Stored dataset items
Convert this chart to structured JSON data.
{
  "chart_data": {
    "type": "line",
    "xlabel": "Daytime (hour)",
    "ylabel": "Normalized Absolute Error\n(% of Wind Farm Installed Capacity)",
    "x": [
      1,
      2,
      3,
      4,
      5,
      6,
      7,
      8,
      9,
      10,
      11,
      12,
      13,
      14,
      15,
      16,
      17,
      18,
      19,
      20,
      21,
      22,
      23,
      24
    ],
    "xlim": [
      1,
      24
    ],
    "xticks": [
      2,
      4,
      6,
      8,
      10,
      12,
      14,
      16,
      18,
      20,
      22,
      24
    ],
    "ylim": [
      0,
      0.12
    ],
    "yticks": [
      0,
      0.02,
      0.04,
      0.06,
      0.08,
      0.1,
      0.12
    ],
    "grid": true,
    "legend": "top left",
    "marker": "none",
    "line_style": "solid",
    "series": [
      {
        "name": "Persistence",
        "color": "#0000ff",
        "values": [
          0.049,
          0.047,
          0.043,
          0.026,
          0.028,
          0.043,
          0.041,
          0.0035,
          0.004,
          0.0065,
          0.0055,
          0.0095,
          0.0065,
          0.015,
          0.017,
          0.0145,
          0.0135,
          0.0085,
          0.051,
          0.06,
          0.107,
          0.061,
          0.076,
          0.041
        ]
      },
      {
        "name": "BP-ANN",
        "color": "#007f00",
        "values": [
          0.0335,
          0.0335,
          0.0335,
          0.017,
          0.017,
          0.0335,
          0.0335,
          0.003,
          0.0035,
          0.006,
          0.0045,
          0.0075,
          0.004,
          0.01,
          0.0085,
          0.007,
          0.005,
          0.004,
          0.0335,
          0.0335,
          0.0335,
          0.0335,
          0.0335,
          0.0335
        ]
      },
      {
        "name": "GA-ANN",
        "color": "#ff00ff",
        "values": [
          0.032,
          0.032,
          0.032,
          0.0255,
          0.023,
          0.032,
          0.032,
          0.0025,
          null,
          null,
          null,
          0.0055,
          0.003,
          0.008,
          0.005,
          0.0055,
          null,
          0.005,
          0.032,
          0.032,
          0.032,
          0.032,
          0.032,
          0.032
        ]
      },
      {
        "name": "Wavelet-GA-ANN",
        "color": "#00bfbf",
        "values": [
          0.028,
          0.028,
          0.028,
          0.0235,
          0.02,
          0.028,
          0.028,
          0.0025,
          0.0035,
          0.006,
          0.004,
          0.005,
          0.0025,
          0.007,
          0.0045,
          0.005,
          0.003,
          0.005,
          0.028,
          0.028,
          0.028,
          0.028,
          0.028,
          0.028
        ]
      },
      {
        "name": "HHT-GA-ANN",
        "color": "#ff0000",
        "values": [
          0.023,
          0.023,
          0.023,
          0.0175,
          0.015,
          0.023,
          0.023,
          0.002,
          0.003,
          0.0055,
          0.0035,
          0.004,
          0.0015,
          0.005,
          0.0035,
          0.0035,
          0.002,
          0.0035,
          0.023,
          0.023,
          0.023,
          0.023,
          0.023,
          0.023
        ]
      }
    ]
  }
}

WHAT TO PRODUCE
Type the whole listing again, unaltered.

SOLUTION TO THIS TASK
Convert this chart to structured JSON data.
{
  "chart_data": {
    "type": "line",
    "xlabel": "Daytime (hour)",
    "ylabel": "Normalized Absolute Error\n(% of Wind Farm Installed Capacity)",
    "x": [
      1,
      2,
      3,
      4,
      5,
      6,
      7,
      8,
      9,
      10,
      11,
      12,
      13,
      14,
      15,
      16,
      17,
      18,
      19,
      20,
      21,
      22,
      23,
      24
    ],
    "xlim": [
      1,
      24
    ],
    "xticks": [
      2,
      4,
      6,
      8,
      10,
      12,
      14,
      16,
      18,
      20,
      22,
      24
    ],
    "ylim": [
      0,
      0.12
    ],
    "yticks": [
      0,
      0.02,
      0.04,
      0.06,
      0.08,
      0.1,
      0.12
    ],
    "grid": true,
    "legend": "top left",
    "marker": "none",
    "line_style": "solid",
    "series": [
      {
        "name": "Persistence",
        "color": "#0000ff",
        "values": [
          0.049,
          0.047,
          0.043,
          0.026,
          0.028,
          0.043,
          0.041,
          0.0035,
          0.004,
          0.0065,
          0.0055,
          0.0095,
          0.0065,
          0.015,
          0.017,
          0.0145,
          0.0135,
          0.0085,
          0.051,
          0.06,
          0.107,
          0.061,
          0.076,
          0.041
        ]
      },
      {
        "name": "BP-ANN",
        "color": "#007f00",
        "values": [
          0.0335,
          0.0335,
          0.0335,
          0.017,
          0.017,
          0.0335,
          0.0335,
          0.003,
          0.0035,
          0.006,
          0.0045,
          0.0075,
          0.004,
          0.01,
          0.0085,
          0.007,
          0.005,
          0.004,
          0.0335,
          0.0335,
          0.0335,
          0.0335,
          0.0335,
          0.0335
        ]
      },
      {
        "name": "GA-ANN",
        "color": "#ff00ff",
        "values": [
          0.032,
          0.032,
          0.032,
          0.0255,
          0.023,
          0.032,
          0.032,
          0.0025,
          null,
          null,
          null,
          0.0055,
          0.003,
          0.008,
          0.005,
          0.0055,
          null,
          0.005,
          0.032,
          0.032,
          0.032,
          0.032,
          0.032,
          0.032
        ]
      },
      {
        "name": "Wavelet-GA-ANN",
        "color": "#00bfbf",
        "values": [
          0.028,
          0.028,
          0.028,
          0.0235,
          0.02,
          0.028,
          0.028,
          0.0025,
          0.0035,
          0.006,
          0.004,
          0.005,
          0.0025,
          0.007,
          0.0045,
          0.005,
          0.003,
          0.005,
          0.028,
          0.028,
          0.028,
          0.028,
          0.028,
          0.028
        ]
      },
      {
        "name": "HHT-GA-ANN",
        "color": "#ff0000",
        "values": [
          0.023,
          0.023,
          0.023,
          0.0175,
          0.015,
          0.023,
          0.023,
          0.002,
          0.003,
          0.0055,
          0.0035,
          0.004,
          0.0015,
          0.005,
          0.0035,
          0.0035,
          0.002,
          0.0035,
          0.023,
          0.023,
          0.023,
          0.023,
          0.023,
          0.023
        ]
      }
    ]
  }
}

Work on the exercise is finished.